-- Begin Rows --
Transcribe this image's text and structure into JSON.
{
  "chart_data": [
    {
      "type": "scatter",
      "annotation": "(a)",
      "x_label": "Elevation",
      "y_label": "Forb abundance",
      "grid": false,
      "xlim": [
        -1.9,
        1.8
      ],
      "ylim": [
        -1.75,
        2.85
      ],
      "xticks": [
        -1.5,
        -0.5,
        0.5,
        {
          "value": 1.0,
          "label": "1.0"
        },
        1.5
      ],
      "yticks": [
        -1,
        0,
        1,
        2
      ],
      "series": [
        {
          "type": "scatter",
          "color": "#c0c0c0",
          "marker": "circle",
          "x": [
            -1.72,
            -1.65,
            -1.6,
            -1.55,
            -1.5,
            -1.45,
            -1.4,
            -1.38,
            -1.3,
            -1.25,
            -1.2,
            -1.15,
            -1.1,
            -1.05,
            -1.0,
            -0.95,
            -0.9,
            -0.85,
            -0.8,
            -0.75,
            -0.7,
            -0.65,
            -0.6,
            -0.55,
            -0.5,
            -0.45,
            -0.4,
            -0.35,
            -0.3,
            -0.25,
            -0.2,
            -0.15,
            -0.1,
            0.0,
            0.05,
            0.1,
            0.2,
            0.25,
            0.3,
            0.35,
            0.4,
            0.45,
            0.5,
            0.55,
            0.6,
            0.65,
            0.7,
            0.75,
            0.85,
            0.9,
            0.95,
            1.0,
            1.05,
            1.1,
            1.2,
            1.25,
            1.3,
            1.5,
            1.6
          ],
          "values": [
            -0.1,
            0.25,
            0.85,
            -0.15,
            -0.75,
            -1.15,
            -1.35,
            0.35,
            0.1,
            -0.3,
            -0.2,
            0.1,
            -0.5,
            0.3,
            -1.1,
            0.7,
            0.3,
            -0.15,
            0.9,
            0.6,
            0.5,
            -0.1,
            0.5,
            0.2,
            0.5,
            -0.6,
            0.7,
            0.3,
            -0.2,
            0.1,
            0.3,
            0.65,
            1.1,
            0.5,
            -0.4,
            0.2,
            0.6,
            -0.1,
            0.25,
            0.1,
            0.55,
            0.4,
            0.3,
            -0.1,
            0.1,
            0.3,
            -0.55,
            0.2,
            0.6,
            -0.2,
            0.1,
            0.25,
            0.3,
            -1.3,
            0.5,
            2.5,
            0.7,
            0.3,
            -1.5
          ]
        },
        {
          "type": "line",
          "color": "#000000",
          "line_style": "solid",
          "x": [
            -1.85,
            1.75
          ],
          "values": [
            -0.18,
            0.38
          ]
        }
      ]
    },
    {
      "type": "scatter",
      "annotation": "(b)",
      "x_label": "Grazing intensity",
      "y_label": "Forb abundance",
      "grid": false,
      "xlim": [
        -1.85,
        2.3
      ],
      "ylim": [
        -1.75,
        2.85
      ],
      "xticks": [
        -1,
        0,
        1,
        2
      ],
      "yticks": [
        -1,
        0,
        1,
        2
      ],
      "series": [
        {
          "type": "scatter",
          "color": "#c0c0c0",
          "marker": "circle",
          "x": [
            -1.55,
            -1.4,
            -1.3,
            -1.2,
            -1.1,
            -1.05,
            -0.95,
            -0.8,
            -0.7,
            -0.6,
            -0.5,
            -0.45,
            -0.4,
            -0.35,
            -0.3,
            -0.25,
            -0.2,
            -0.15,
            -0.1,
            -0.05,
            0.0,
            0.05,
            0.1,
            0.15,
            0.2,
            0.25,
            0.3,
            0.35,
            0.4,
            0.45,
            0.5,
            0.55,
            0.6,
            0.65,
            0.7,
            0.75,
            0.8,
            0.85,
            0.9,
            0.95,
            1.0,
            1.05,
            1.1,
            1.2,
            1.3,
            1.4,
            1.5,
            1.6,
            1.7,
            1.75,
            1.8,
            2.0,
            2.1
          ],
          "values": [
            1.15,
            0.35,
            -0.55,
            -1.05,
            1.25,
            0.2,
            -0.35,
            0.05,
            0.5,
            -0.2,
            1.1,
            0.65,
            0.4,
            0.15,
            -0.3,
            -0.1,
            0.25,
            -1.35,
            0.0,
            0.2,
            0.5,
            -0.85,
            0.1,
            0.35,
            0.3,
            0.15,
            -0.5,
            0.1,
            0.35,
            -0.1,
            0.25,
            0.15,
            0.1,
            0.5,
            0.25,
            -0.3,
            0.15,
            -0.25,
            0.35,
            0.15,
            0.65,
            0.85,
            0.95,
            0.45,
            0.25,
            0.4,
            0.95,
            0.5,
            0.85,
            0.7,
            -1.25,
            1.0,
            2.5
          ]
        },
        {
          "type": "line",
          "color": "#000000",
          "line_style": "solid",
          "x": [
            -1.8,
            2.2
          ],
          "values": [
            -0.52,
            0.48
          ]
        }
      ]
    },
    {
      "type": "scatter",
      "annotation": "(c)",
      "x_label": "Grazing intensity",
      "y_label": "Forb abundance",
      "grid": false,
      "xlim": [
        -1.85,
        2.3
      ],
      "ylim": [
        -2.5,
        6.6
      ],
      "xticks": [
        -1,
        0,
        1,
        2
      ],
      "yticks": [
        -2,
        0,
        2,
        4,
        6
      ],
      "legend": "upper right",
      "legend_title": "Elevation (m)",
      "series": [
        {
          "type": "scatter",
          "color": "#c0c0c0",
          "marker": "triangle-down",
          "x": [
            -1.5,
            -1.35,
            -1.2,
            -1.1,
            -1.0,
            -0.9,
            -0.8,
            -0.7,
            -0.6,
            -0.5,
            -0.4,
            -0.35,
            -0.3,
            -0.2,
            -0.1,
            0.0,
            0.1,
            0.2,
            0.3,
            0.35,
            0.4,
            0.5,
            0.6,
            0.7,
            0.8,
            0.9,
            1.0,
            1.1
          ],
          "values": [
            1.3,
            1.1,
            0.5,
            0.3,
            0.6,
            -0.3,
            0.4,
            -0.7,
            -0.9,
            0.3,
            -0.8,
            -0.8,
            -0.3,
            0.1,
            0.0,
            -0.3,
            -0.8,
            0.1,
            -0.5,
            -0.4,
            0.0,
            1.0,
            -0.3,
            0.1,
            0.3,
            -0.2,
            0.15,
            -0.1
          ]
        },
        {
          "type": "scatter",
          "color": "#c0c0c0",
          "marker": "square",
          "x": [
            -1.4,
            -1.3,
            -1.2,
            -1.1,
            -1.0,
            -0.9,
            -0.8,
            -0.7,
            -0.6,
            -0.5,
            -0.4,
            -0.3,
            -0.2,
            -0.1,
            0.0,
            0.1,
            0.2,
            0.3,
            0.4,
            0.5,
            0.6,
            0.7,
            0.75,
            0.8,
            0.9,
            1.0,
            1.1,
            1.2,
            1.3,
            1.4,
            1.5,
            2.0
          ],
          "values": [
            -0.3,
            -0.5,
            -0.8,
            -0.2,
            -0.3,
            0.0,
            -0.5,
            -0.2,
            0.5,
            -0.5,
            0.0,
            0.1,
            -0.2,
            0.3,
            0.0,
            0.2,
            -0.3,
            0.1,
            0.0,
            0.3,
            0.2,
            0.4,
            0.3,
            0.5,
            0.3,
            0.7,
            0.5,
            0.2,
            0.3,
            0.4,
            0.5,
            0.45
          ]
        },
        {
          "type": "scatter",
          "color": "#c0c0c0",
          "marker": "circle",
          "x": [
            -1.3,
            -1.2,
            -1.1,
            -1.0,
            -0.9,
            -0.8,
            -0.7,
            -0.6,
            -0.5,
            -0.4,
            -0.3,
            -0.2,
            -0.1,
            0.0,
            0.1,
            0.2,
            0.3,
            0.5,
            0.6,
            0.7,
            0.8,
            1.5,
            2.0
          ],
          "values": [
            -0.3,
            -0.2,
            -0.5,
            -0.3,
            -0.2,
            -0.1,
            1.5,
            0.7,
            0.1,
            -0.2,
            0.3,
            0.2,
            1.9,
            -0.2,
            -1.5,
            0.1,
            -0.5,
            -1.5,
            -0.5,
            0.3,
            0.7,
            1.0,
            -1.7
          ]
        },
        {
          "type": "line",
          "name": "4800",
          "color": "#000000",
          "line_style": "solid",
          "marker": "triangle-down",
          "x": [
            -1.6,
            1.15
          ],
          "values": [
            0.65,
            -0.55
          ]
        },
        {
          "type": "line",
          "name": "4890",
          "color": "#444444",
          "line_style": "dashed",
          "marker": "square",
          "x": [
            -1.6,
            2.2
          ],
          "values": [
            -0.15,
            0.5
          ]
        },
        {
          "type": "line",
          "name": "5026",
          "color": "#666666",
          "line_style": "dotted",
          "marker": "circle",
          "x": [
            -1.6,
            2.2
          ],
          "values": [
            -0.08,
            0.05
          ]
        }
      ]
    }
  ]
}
-- End Rows --
▶ Goal of the exercise
Copy out every line of the data that includes the word "Elevation".

▶ Response to this exercise
      "x_label": "Elevation",
      "legend_title": "Elevation (m)",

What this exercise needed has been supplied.